» **What is required**
Find and copy every line in the records that includes the string "Sono".

» **Source records**
------------------------------------------------------------

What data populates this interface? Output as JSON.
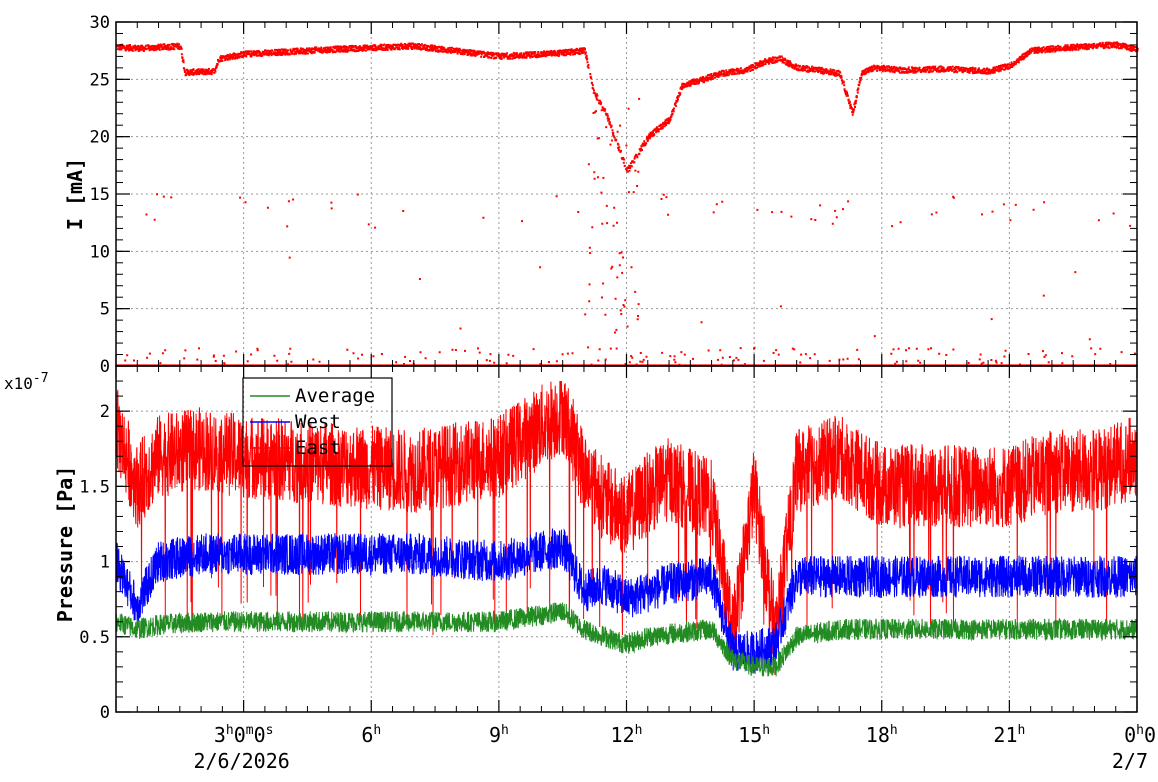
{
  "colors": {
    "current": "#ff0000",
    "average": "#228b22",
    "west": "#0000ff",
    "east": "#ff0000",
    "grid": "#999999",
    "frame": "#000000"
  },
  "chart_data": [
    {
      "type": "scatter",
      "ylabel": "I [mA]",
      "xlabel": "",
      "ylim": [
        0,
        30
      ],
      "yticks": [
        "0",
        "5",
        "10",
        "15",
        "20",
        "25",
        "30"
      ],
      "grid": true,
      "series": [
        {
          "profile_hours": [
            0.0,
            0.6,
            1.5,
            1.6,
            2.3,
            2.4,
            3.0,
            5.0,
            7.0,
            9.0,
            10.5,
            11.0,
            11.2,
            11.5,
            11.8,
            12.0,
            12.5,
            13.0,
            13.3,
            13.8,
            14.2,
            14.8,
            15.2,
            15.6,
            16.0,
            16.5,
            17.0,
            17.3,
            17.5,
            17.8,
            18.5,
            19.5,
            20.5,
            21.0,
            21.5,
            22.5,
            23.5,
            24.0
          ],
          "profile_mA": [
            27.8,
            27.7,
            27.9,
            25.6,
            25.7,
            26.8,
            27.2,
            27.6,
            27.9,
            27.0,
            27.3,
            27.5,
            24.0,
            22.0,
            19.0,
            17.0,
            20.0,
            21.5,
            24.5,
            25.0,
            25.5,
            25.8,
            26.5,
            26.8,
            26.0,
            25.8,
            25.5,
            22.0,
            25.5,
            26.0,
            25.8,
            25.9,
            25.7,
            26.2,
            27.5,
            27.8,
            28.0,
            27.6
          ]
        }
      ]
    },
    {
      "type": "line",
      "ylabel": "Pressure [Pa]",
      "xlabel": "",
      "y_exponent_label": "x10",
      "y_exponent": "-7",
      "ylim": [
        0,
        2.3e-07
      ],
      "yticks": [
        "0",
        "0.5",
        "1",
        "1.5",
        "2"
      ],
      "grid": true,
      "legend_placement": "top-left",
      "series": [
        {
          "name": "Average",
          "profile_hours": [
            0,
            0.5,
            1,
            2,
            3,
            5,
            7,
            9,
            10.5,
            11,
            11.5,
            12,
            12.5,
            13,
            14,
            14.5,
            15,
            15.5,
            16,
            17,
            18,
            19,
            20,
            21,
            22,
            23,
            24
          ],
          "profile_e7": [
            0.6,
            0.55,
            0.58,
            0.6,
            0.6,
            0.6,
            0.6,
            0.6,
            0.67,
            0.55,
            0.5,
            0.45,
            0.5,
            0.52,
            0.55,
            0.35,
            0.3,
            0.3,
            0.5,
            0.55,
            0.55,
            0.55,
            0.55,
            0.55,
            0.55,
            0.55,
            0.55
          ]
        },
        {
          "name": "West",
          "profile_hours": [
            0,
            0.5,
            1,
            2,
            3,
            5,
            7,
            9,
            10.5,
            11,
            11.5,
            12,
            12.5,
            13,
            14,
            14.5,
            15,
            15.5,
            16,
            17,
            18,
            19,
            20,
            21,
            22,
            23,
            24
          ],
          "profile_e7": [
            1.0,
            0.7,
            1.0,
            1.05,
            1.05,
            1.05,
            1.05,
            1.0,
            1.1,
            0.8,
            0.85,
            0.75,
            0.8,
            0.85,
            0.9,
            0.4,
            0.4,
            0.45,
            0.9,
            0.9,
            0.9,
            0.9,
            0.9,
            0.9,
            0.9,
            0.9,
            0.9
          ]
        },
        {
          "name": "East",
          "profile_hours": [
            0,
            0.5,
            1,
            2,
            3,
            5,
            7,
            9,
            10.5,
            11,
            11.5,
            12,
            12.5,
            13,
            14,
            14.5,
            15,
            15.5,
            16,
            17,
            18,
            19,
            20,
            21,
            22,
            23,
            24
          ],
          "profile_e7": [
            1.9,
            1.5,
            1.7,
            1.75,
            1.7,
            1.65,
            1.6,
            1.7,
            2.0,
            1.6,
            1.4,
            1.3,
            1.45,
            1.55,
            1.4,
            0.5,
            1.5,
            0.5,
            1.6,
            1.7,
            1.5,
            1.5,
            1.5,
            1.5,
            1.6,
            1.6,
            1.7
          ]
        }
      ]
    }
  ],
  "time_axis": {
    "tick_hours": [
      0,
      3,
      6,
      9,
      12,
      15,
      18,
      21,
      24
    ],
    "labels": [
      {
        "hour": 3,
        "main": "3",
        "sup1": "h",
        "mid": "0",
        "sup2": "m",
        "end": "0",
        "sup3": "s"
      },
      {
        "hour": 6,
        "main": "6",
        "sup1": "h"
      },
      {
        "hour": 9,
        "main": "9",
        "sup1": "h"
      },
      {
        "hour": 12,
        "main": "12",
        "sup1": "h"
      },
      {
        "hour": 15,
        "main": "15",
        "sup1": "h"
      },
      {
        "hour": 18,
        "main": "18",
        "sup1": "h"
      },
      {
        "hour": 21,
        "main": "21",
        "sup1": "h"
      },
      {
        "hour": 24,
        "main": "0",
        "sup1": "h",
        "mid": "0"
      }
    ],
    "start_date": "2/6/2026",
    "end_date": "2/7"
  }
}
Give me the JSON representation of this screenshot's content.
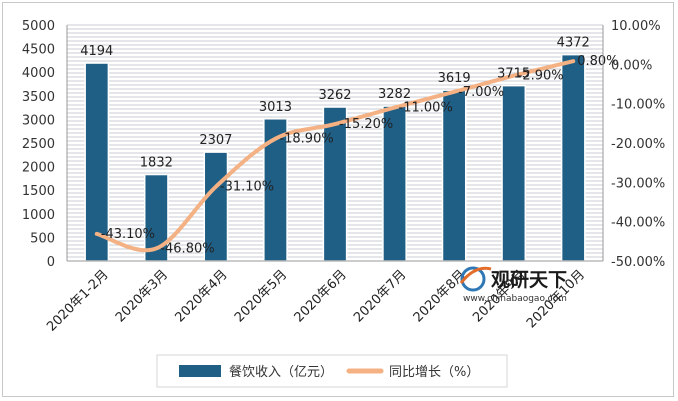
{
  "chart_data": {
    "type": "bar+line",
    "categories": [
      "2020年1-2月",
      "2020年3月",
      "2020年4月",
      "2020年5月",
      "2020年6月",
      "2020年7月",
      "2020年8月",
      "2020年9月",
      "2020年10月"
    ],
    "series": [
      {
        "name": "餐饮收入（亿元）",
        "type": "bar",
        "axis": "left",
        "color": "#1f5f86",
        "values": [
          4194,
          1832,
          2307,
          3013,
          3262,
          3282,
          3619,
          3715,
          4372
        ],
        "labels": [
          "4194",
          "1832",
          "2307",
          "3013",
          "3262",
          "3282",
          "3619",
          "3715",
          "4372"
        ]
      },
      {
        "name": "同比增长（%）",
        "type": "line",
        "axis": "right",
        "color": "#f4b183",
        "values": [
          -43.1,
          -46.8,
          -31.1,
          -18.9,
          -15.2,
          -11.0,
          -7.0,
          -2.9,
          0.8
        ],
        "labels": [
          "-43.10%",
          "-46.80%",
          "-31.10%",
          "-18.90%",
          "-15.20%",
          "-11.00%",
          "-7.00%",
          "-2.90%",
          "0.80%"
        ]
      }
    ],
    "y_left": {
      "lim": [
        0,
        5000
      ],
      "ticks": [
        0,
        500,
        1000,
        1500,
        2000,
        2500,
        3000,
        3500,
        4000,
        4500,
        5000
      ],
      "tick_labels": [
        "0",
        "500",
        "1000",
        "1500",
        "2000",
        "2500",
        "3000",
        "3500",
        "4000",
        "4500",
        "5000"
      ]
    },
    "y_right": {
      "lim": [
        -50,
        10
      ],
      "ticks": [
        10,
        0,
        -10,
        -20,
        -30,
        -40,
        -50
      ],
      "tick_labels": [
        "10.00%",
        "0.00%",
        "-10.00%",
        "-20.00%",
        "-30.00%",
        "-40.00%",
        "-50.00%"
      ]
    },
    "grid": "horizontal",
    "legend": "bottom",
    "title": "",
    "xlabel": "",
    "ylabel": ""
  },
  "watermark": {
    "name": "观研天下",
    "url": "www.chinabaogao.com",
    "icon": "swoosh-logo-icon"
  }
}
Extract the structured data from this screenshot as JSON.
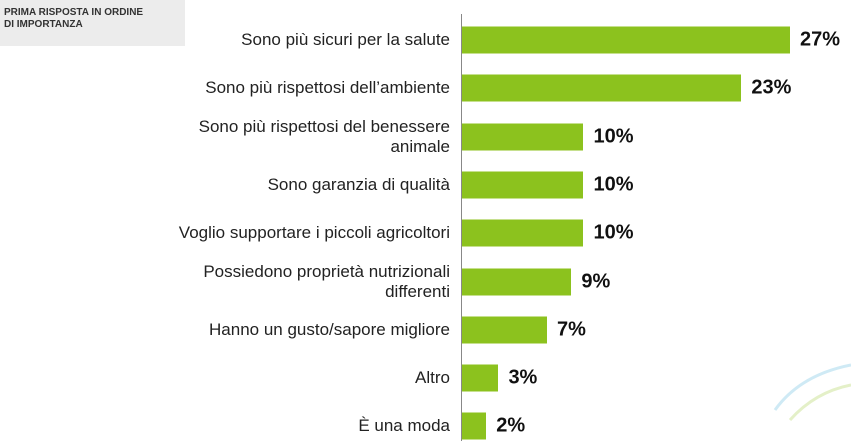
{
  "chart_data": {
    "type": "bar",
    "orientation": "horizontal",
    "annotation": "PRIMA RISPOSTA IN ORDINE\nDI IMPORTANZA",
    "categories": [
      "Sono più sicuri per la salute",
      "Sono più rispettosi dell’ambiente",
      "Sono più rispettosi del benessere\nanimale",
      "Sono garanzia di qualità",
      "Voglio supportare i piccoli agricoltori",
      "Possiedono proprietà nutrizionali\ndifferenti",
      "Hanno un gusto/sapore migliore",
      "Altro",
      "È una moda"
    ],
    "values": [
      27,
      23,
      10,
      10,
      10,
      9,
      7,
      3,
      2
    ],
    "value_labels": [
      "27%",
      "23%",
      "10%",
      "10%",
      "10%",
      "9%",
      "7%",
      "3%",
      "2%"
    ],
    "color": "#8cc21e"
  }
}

------------------------------------------------------------

» **Correct response**
      "Sono più sicuri per la salute",
      "Sono più rispettosi dell’ambiente",
      "Sono più rispettosi del benessere\nanimale",
      "Sono garanzia di qualità",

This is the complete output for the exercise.